> Work to do
Read the data and repeat all of it exactly.

> Material supplied
+--

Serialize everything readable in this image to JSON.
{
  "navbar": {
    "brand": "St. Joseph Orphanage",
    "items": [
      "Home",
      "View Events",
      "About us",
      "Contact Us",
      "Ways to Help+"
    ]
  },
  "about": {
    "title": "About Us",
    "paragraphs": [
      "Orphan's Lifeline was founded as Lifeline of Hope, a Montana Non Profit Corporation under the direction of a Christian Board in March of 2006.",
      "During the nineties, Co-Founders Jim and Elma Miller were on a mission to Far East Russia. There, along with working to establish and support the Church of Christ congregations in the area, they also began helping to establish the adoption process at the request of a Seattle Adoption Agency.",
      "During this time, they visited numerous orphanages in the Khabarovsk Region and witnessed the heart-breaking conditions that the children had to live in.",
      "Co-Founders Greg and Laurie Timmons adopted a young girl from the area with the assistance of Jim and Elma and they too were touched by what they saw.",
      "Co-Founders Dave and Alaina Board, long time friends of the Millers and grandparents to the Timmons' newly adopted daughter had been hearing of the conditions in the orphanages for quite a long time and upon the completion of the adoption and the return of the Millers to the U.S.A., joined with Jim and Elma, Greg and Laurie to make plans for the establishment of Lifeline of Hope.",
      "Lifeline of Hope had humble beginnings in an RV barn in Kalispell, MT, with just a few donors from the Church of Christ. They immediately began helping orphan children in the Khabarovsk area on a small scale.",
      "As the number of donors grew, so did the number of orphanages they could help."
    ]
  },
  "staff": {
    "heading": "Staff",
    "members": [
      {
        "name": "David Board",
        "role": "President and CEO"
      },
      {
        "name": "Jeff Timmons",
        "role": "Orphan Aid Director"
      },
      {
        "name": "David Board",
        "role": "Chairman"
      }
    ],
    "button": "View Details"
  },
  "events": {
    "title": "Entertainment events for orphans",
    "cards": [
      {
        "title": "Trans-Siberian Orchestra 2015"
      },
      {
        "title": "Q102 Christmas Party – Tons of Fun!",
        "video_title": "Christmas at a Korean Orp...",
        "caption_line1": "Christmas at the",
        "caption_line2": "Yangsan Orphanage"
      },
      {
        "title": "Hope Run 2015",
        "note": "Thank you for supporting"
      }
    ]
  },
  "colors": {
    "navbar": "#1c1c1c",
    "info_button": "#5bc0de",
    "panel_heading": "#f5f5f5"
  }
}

+--

> Task solution
Serialize everything readable in this image to JSON.
{
  "navbar": {
    "brand": "St. Joseph Orphanage",
    "items": [
      "Home",
      "View Events",
      "About us",
      "Contact Us",
      "Ways to Help+"
    ]
  },
  "about": {
    "title": "About Us",
    "paragraphs": [
      "Orphan's Lifeline was founded as Lifeline of Hope, a Montana Non Profit Corporation under the direction of a Christian Board in March of 2006.",
      "During the nineties, Co-Founders Jim and Elma Miller were on a mission to Far East Russia. There, along with working to establish and support the Church of Christ congregations in the area, they also began helping to establish the adoption process at the request of a Seattle Adoption Agency.",
      "During this time, they visited numerous orphanages in the Khabarovsk Region and witnessed the heart-breaking conditions that the children had to live in.",
      "Co-Founders Greg and Laurie Timmons adopted a young girl from the area with the assistance of Jim and Elma and they too were touched by what they saw.",
      "Co-Founders Dave and Alaina Board, long time friends of the Millers and grandparents to the Timmons' newly adopted daughter had been hearing of the conditions in the orphanages for quite a long time and upon the completion of the adoption and the return of the Millers to the U.S.A., joined with Jim and Elma, Greg and Laurie to make plans for the establishment of Lifeline of Hope.",
      "Lifeline of Hope had humble beginnings in an RV barn in Kalispell, MT, with just a few donors from the Church of Christ. They immediately began helping orphan children in the Khabarovsk area on a small scale.",
      "As the number of donors grew, so did the number of orphanages they could help."
    ]
  },
  "staff": {
    "heading": "Staff",
    "members": [
      {
        "name": "David Board",
        "role": "President and CEO"
      },
      {
        "name": "Jeff Timmons",
        "role": "Orphan Aid Director"
      },
      {
        "name": "David Board",
        "role": "Chairman"
      }
    ],
    "button": "View Details"
  },
  "events": {
    "title": "Entertainment events for orphans",
    "cards": [
      {
        "title": "Trans-Siberian Orchestra 2015"
      },
      {
        "title": "Q102 Christmas Party – Tons of Fun!",
        "video_title": "Christmas at a Korean Orp...",
        "caption_line1": "Christmas at the",
        "caption_line2": "Yangsan Orphanage"
      },
      {
        "title": "Hope Run 2015",
        "note": "Thank you for supporting"
      }
    ]
  },
  "colors": {
    "navbar": "#1c1c1c",
    "info_button": "#5bc0de",
    "panel_heading": "#f5f5f5"
  }
}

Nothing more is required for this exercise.